Collect every line in the records below that contains the word "SPKT".

+++ LISTED RECORDS

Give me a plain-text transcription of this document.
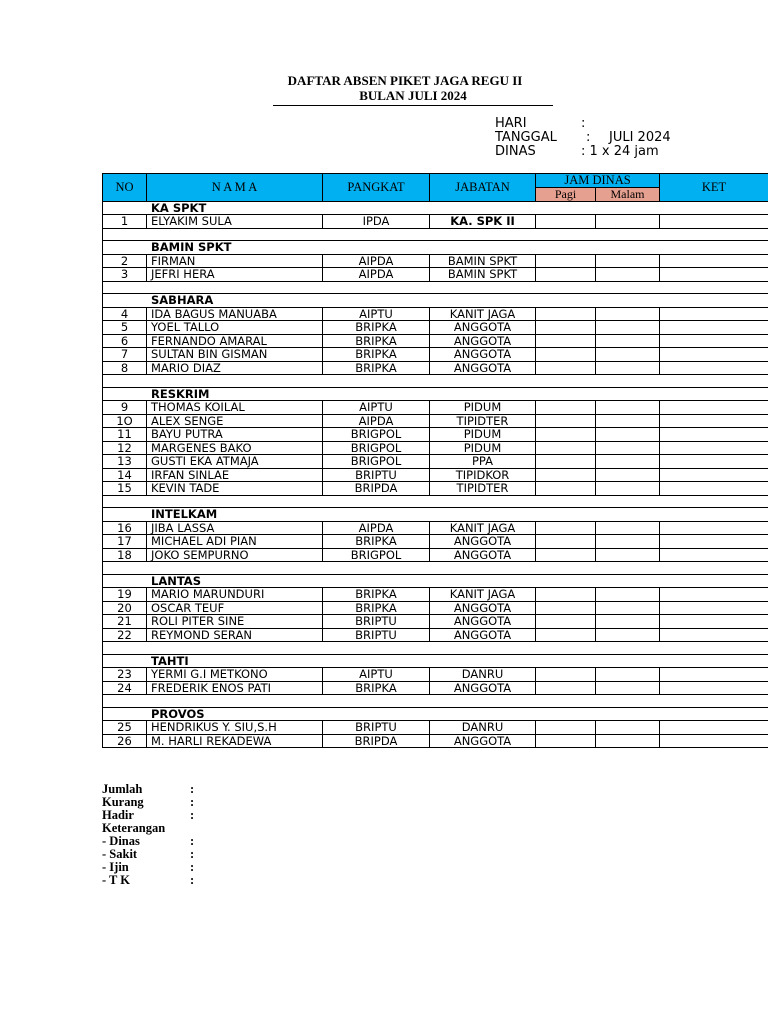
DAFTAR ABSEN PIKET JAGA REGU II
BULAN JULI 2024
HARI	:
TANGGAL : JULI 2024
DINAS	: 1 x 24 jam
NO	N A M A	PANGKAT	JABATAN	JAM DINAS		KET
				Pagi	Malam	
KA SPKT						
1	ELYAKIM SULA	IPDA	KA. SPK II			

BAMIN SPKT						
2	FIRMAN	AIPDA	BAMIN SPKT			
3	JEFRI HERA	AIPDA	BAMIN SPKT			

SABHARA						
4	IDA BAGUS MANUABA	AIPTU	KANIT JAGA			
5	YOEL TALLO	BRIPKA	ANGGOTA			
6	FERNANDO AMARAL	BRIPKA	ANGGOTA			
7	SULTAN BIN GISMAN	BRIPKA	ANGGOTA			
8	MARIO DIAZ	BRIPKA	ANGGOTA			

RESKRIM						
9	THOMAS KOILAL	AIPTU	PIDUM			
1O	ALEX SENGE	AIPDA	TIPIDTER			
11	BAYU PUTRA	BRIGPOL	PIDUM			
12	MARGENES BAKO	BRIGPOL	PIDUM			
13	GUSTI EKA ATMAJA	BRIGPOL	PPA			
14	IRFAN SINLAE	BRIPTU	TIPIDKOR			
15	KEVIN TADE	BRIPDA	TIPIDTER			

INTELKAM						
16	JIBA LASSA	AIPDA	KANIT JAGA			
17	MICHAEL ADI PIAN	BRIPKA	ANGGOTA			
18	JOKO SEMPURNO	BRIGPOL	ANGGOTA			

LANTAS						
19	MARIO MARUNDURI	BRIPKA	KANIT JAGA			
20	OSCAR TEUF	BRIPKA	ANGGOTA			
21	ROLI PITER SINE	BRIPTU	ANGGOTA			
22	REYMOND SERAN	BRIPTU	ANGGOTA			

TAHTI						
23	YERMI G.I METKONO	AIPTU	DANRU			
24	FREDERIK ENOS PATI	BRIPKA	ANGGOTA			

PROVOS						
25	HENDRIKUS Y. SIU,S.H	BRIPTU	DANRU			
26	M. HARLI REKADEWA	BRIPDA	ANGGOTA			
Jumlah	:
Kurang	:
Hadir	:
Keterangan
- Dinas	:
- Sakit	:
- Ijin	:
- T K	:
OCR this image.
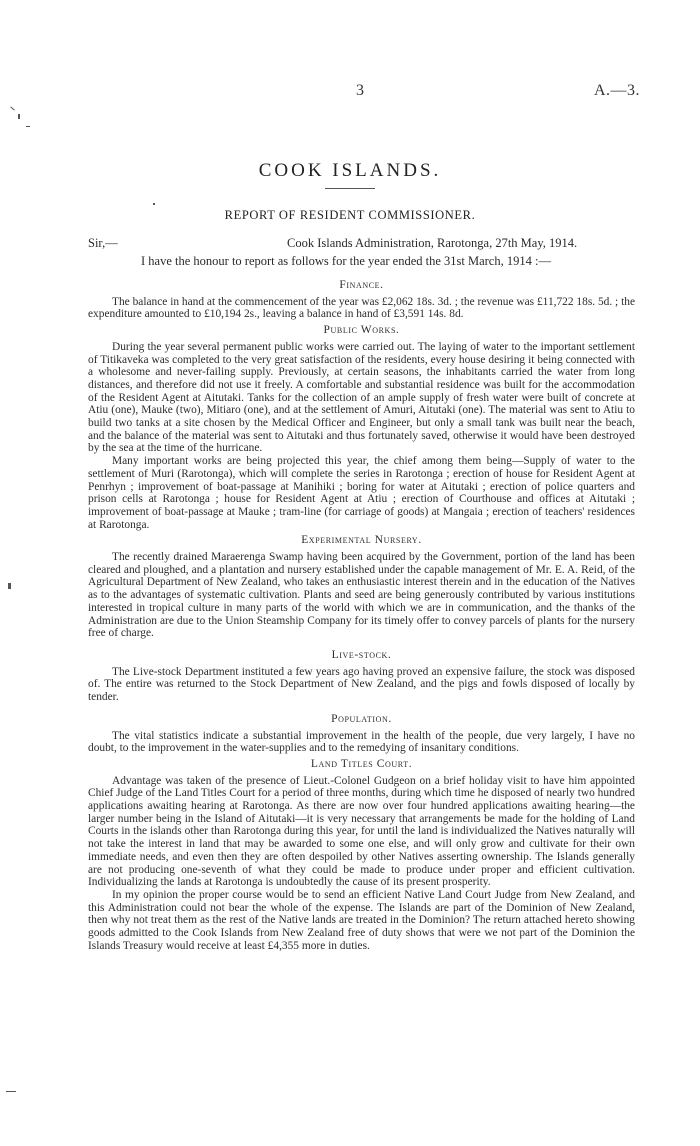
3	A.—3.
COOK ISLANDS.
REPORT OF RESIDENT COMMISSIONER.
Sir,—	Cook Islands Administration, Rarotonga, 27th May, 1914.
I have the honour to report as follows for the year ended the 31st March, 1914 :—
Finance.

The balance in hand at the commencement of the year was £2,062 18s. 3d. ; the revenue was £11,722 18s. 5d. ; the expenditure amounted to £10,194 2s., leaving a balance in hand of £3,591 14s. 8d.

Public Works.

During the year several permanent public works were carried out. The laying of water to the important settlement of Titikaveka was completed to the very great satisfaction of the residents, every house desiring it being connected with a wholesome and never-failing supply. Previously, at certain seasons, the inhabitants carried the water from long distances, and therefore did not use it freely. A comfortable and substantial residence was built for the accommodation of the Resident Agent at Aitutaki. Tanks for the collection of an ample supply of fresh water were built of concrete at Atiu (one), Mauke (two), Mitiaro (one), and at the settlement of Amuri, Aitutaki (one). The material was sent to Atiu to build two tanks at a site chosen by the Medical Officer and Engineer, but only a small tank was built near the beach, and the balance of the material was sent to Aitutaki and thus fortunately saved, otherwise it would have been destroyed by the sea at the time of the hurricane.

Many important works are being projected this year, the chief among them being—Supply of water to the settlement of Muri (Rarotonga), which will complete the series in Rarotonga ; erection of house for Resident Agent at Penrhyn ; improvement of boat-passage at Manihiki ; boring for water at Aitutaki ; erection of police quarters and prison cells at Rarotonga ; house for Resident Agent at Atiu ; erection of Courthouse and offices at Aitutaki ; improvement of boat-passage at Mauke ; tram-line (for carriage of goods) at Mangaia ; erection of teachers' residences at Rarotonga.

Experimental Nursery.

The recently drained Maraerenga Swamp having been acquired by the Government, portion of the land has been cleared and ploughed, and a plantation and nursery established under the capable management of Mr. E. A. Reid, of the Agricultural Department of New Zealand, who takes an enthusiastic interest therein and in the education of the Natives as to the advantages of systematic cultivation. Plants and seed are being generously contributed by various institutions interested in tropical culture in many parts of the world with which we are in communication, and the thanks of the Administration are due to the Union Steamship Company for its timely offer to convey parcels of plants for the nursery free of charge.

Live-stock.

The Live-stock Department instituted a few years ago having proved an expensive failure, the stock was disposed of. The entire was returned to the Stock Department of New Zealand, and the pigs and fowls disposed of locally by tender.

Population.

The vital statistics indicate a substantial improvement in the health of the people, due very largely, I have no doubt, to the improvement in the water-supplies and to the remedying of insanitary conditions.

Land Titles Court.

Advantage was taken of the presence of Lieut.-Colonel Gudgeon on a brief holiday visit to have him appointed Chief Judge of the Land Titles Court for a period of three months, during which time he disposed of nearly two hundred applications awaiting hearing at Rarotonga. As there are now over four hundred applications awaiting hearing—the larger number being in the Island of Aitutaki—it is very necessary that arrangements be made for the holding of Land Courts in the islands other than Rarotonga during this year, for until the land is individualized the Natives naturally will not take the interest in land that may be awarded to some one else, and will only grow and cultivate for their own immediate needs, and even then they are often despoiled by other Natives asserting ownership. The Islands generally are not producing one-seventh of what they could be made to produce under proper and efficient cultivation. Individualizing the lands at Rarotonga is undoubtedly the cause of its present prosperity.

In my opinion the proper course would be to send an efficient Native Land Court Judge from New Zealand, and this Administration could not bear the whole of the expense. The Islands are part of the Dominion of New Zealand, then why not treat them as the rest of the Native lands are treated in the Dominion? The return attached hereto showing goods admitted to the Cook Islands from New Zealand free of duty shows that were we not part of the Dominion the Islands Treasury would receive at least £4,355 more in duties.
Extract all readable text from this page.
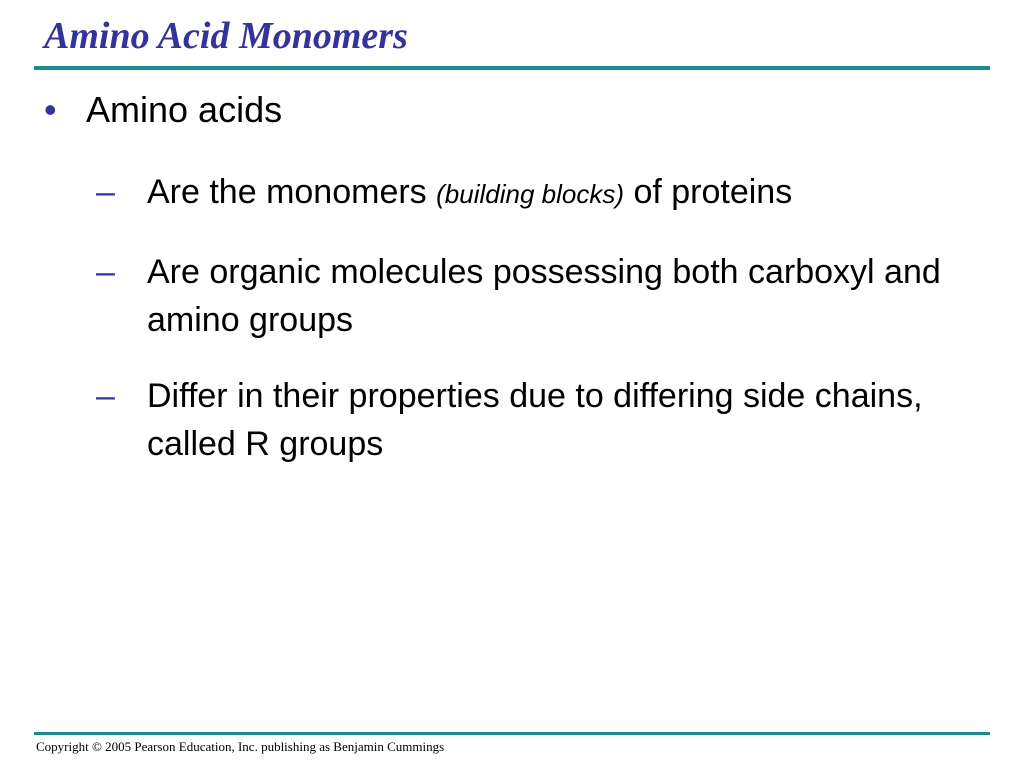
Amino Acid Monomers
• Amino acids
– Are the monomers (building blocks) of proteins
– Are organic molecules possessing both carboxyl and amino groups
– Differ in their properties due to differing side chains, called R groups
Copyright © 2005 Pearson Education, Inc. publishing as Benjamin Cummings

++++++
+++ LISTED RECORDS

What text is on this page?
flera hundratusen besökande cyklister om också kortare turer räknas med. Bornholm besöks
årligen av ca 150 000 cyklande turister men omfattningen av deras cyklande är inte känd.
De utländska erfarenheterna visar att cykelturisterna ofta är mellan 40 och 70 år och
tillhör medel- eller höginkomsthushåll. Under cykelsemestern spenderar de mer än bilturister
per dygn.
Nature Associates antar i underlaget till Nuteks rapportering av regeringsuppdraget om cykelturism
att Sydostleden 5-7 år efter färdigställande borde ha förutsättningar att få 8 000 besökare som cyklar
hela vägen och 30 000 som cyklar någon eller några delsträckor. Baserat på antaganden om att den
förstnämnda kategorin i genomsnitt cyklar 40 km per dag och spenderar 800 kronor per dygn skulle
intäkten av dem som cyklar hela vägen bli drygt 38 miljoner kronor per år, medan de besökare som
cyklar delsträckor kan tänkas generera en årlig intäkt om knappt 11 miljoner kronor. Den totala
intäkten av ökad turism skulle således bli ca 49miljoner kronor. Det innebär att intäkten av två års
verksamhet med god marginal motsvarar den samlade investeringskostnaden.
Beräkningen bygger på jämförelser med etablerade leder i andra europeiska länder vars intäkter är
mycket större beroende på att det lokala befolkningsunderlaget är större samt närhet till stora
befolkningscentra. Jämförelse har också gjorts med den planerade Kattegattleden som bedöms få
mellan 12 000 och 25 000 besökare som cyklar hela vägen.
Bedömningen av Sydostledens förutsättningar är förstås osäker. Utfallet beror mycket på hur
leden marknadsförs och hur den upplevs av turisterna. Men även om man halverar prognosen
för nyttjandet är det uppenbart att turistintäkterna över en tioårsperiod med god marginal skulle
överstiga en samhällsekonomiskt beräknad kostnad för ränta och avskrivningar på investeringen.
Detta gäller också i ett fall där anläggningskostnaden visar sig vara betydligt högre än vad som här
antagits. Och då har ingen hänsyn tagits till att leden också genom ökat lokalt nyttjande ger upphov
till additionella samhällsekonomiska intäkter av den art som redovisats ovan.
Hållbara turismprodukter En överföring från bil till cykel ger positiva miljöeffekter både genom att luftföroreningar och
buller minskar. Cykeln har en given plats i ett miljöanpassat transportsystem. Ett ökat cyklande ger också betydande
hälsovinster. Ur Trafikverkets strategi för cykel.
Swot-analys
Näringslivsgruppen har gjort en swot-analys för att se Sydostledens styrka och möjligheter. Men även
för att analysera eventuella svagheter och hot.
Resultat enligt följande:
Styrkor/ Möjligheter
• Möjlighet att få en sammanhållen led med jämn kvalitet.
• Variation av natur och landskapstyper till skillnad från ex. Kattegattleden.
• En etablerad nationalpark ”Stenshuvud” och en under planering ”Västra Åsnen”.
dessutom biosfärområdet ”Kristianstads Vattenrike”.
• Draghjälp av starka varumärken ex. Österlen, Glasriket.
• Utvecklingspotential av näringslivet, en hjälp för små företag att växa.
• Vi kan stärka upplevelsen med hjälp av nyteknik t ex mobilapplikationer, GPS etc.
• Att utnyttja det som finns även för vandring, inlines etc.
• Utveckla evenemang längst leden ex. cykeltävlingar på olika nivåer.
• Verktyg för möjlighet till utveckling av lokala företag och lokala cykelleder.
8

++++++

**ANSWER BOX:**
KA SPKT						
BAMIN SPKT						
2	FIRMAN	AIPDA	BAMIN SPKT			
3	JEFRI HERA	AIPDA	BAMIN SPKT			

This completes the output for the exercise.